Start Records for the task

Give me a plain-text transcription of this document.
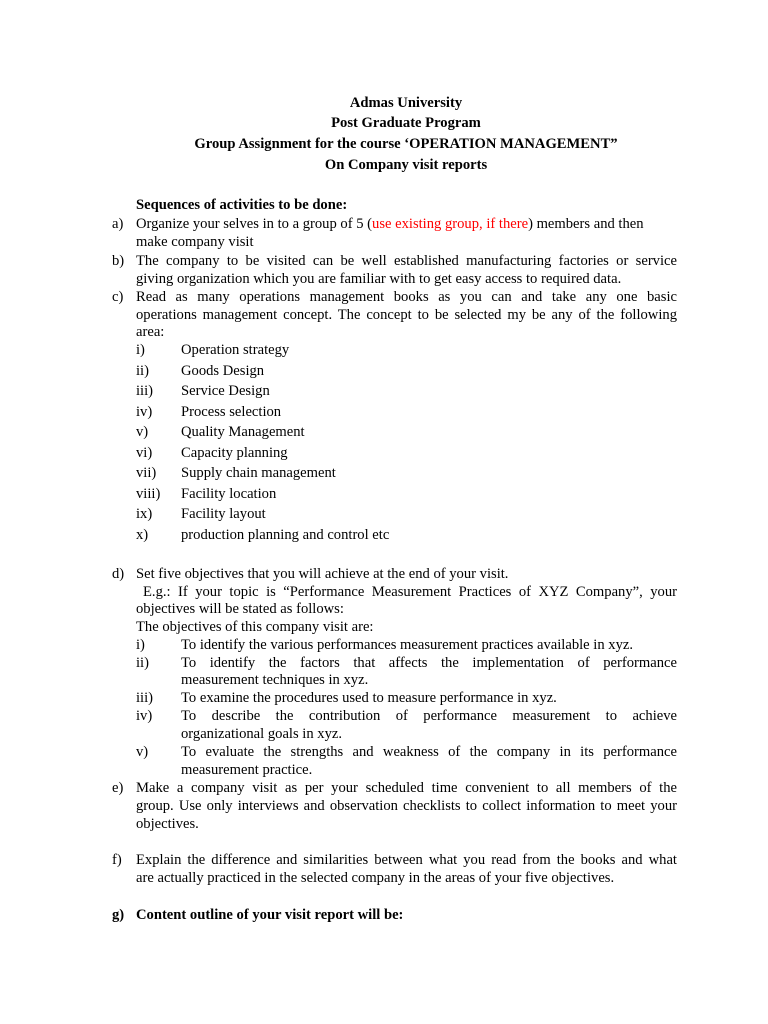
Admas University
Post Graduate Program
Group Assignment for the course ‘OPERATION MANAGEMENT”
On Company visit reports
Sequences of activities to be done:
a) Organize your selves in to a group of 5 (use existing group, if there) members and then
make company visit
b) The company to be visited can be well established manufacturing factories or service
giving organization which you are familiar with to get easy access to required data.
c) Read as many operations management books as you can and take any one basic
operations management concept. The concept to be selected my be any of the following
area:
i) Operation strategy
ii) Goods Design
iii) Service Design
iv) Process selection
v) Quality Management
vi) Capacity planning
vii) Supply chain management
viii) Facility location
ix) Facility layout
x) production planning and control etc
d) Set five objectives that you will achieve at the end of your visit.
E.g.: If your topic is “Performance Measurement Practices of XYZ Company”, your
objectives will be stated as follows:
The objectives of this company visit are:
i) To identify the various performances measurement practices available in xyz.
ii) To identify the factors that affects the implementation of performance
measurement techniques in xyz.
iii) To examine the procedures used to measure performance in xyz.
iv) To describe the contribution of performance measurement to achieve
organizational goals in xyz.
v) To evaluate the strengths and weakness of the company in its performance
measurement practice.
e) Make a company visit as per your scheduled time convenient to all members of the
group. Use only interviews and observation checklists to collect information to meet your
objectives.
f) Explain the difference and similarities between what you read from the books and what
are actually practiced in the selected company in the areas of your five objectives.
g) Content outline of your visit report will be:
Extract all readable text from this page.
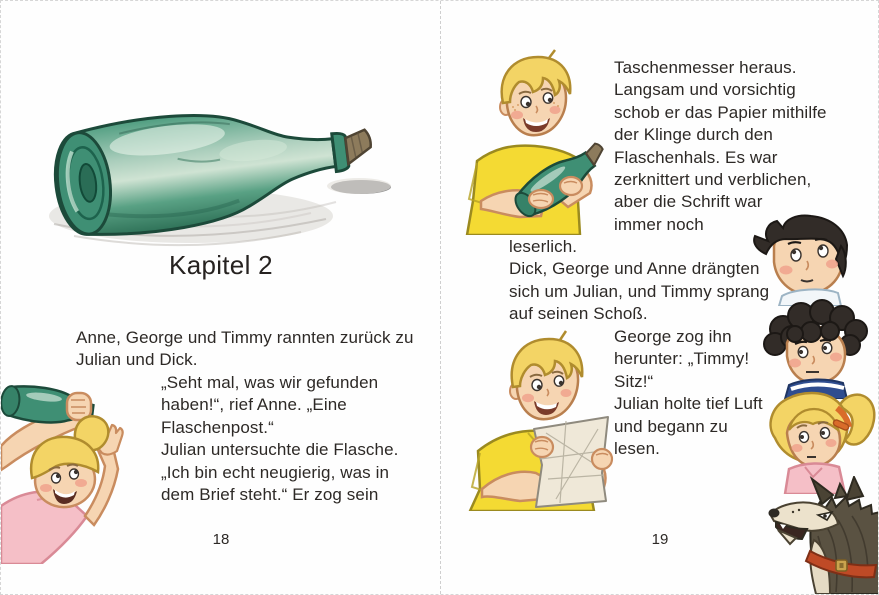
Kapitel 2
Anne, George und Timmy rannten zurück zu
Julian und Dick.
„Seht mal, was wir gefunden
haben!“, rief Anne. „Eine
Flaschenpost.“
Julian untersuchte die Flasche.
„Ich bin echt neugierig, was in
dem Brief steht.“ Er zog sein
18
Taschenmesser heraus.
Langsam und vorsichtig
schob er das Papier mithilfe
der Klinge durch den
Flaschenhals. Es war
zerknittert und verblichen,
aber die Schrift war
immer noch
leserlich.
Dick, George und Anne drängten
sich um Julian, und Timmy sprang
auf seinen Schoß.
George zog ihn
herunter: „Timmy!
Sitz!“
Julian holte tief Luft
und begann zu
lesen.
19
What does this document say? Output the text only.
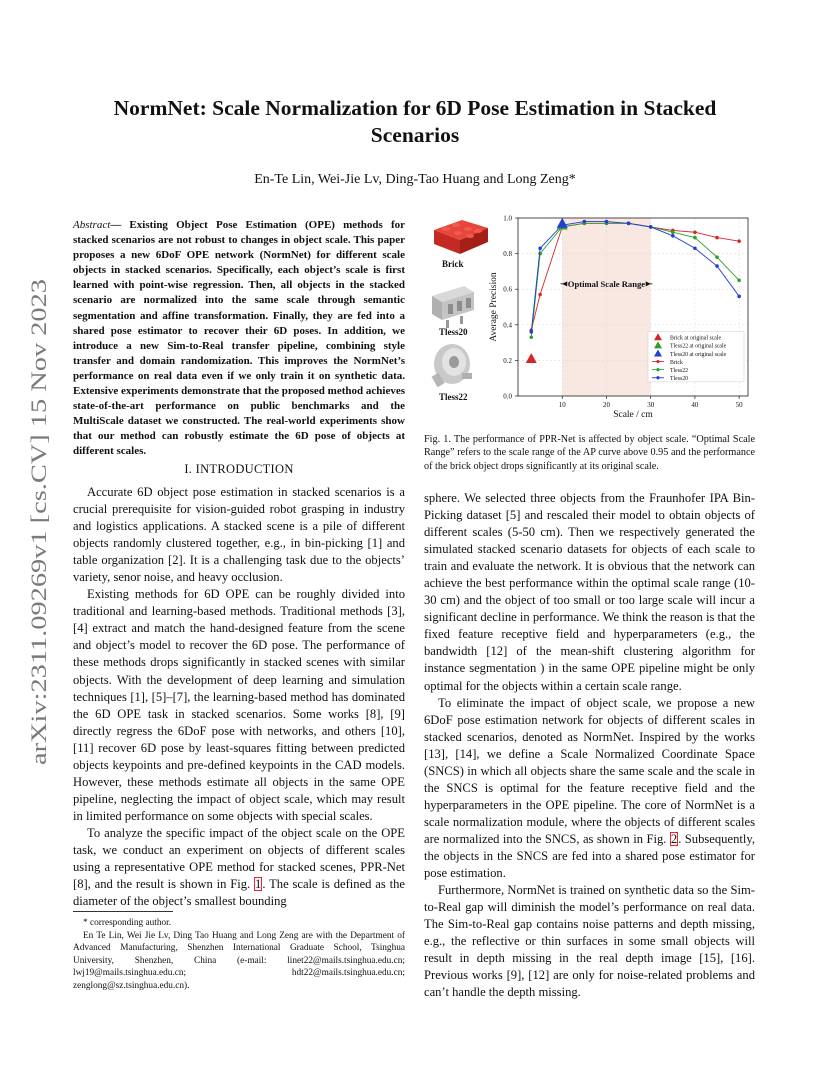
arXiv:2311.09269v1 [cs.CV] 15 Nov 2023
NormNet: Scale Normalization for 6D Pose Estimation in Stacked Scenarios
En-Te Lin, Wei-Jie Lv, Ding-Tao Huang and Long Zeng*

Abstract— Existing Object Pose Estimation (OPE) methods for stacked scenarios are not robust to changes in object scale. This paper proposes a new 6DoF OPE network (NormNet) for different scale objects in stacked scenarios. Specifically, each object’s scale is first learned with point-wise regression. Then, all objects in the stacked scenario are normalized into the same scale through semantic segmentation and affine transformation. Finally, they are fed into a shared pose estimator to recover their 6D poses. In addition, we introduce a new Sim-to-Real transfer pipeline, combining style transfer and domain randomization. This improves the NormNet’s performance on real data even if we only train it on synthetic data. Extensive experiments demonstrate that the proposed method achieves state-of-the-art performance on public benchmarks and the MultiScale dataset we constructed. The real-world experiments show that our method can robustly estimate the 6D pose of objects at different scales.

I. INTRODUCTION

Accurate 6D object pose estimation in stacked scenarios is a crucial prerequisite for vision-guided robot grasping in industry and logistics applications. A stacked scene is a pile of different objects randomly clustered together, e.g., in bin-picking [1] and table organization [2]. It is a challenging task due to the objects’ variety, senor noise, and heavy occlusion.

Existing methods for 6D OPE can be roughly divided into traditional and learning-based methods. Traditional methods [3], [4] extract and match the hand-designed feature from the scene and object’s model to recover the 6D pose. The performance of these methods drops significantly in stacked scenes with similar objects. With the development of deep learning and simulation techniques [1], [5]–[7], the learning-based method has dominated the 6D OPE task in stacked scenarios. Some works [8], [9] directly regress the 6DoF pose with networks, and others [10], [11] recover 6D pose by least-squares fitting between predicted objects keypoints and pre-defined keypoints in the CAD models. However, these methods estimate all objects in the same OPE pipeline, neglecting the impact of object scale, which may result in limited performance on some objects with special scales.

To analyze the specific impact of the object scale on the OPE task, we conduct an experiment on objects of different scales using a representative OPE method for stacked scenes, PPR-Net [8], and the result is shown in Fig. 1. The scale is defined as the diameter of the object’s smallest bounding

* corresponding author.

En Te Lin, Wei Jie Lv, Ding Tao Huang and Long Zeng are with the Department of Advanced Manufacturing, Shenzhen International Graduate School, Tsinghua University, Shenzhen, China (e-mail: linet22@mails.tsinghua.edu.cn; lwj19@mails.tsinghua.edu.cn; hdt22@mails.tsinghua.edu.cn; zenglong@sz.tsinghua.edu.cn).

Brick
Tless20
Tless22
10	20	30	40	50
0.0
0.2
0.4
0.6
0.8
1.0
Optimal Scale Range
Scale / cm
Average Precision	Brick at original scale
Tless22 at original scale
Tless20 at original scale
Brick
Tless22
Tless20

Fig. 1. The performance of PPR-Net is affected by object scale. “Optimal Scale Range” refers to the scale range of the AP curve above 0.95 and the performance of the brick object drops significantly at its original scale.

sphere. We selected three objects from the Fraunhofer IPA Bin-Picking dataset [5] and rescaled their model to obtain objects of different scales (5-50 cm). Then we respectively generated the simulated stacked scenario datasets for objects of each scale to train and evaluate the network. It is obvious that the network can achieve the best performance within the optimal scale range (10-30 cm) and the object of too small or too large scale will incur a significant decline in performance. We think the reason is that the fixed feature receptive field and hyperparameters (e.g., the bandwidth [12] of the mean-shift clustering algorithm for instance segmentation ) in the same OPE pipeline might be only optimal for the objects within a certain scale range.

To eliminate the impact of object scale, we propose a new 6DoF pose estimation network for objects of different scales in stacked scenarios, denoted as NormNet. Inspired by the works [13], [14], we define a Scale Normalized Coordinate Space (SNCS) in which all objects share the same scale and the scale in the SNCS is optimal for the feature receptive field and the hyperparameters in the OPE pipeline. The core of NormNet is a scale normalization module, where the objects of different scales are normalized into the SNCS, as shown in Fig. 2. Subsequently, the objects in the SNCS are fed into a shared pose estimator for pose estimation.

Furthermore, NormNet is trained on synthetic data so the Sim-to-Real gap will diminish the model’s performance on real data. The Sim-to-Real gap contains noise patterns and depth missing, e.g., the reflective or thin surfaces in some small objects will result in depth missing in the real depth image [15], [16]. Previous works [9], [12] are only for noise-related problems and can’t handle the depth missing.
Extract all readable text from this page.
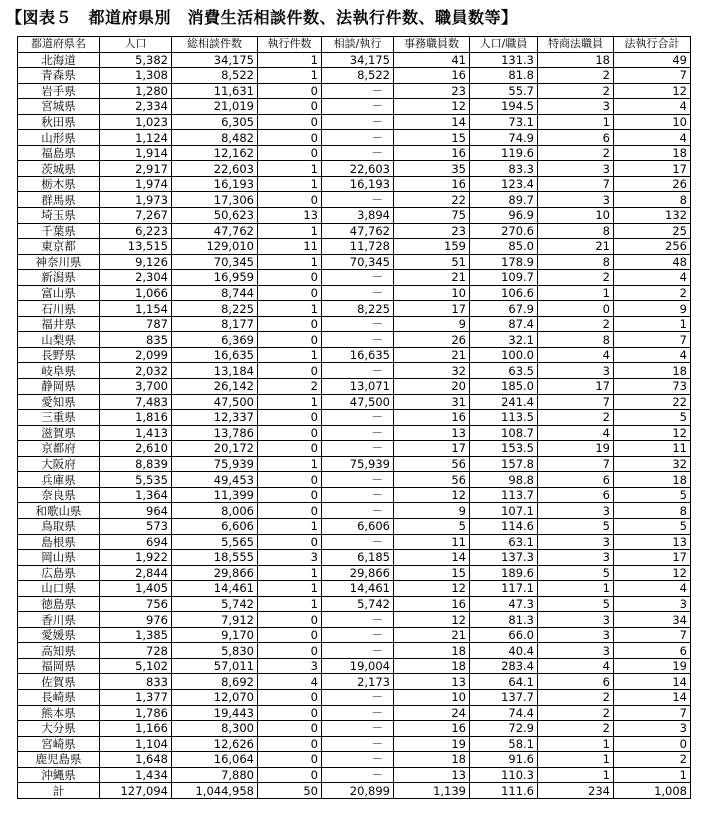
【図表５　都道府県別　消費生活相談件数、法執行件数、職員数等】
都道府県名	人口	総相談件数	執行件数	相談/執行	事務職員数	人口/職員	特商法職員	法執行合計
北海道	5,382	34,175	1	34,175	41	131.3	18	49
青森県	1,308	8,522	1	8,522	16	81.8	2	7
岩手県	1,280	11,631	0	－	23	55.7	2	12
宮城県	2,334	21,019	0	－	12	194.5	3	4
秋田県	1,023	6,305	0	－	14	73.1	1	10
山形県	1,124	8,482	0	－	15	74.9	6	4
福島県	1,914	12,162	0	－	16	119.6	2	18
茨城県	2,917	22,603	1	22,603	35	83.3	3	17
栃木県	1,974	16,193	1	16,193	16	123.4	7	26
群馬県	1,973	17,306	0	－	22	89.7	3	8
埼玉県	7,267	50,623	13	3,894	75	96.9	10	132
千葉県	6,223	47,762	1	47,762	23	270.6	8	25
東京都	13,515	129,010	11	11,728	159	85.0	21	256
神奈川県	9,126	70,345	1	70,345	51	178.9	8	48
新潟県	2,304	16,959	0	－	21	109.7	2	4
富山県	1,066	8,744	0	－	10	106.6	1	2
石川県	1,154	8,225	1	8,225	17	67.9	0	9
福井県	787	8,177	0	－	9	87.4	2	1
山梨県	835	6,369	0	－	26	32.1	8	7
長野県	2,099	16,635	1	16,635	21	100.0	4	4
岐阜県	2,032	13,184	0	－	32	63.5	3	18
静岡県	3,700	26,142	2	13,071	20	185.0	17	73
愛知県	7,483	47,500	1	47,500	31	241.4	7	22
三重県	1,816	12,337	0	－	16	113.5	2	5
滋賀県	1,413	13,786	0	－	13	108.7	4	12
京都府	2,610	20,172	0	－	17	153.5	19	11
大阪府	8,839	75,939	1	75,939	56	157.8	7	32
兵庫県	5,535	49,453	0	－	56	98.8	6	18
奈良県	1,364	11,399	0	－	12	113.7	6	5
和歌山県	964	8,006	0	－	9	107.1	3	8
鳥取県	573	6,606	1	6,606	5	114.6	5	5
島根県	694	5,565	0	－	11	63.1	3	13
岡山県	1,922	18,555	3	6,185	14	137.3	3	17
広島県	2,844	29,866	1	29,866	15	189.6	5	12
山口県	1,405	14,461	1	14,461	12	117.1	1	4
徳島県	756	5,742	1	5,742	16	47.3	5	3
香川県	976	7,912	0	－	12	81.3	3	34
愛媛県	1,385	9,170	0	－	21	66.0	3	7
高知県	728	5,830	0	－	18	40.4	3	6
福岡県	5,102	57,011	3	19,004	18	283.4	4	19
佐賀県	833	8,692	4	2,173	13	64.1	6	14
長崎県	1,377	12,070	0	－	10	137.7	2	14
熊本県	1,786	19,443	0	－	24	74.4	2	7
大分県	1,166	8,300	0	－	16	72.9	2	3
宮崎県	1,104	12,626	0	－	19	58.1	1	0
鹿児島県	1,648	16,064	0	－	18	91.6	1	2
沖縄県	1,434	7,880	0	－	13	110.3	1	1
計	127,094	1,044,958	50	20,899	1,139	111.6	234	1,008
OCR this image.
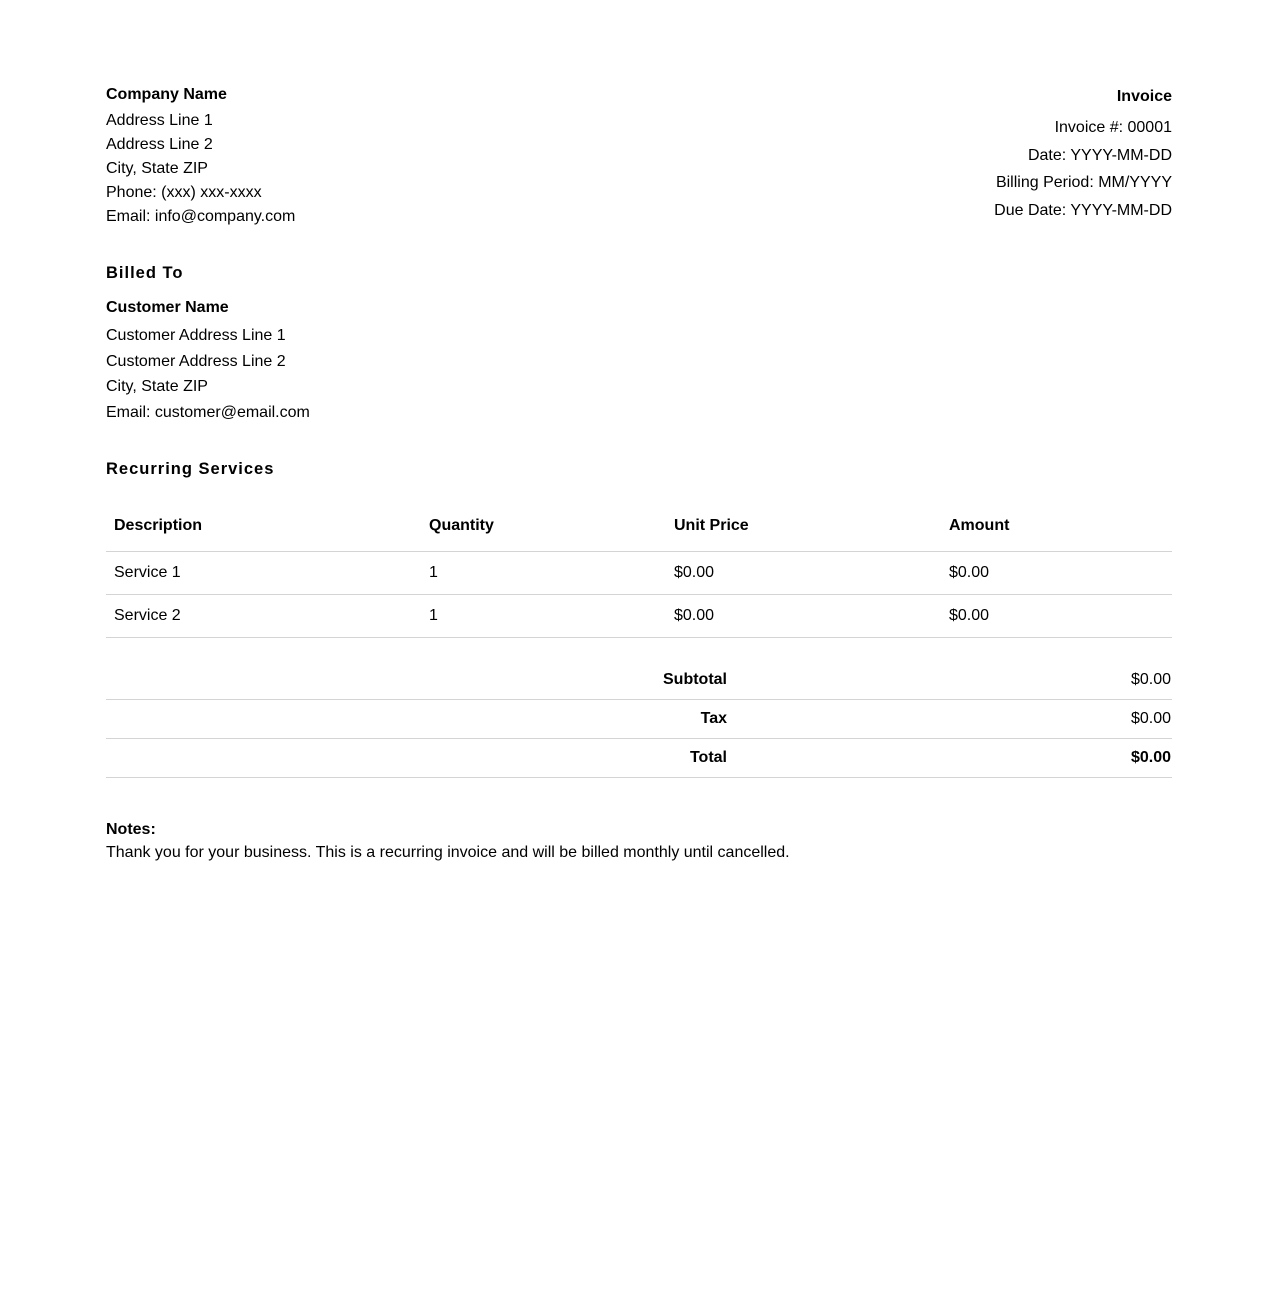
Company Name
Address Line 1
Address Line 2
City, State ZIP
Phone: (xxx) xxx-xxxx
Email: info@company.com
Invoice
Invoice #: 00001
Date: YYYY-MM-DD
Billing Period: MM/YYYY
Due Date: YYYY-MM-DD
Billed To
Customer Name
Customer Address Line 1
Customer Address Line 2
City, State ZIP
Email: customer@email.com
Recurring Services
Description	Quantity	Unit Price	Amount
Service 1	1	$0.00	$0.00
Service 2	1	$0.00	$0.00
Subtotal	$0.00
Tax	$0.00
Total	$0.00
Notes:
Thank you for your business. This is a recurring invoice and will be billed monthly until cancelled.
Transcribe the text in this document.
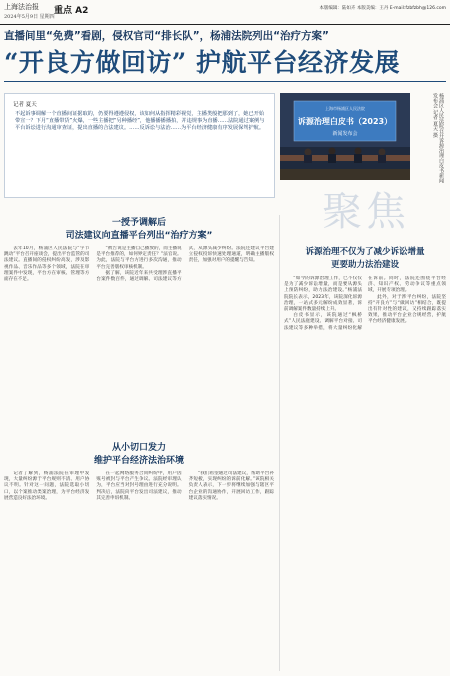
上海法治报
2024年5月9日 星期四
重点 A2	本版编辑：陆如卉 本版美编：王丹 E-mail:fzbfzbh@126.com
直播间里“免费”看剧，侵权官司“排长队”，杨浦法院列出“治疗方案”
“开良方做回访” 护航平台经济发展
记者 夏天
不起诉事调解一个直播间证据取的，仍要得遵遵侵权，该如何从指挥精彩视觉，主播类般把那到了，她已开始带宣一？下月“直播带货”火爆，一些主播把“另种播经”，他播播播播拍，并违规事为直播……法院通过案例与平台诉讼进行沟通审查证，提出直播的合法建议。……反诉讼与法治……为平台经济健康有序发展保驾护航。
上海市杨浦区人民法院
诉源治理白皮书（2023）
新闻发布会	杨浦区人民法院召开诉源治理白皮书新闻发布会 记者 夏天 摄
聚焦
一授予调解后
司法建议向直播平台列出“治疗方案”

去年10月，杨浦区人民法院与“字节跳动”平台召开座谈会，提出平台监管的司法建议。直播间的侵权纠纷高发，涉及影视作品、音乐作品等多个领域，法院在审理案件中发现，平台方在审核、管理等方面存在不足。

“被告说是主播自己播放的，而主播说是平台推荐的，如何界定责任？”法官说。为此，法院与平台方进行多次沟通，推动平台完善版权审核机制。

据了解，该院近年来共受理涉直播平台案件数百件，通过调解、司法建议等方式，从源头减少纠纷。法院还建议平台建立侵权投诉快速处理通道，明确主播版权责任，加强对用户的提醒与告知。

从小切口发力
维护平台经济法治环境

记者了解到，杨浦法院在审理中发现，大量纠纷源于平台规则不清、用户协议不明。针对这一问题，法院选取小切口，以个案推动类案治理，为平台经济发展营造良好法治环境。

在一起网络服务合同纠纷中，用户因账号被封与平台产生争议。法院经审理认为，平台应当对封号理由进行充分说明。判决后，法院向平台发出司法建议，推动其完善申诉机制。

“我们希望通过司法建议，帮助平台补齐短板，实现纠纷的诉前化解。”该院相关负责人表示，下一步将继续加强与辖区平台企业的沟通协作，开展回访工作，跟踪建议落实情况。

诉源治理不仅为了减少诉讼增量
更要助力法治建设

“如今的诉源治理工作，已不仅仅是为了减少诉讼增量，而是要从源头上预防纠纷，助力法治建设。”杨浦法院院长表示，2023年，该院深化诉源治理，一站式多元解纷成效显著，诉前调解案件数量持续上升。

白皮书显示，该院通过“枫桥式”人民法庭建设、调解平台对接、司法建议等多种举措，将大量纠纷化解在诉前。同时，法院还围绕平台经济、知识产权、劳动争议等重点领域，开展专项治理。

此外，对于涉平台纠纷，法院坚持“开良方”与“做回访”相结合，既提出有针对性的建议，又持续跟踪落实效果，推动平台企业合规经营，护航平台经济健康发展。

End Records for the task

(Stated problem) Copy out all lines where the word "between" appears.

(Exercise response)
f) Explain the difference and similarities between what you read from the books and what
Existing methods for 6D OPE can be roughly divided into traditional and learning-based methods. Traditional methods [3], [4] extract and match the hand-designed feature from the scene and object’s model to recover the 6D pose. The performance of these methods drops significantly in stacked scenes with similar objects. With the development of deep learning and simulation techniques [1], [5]–[7], the learning-based method has dominated the 6D OPE task in stacked scenarios. Some works [8], [9] directly regress the 6DoF pose with networks, and others [10], [11] recover 6D pose by least-squares fitting between predicted objects keypoints and pre-defined keypoints in the CAD models. However, these methods estimate all objects in the same OPE pipeline, neglecting the impact of object scale, which may result in limited performance on some objects with special scales.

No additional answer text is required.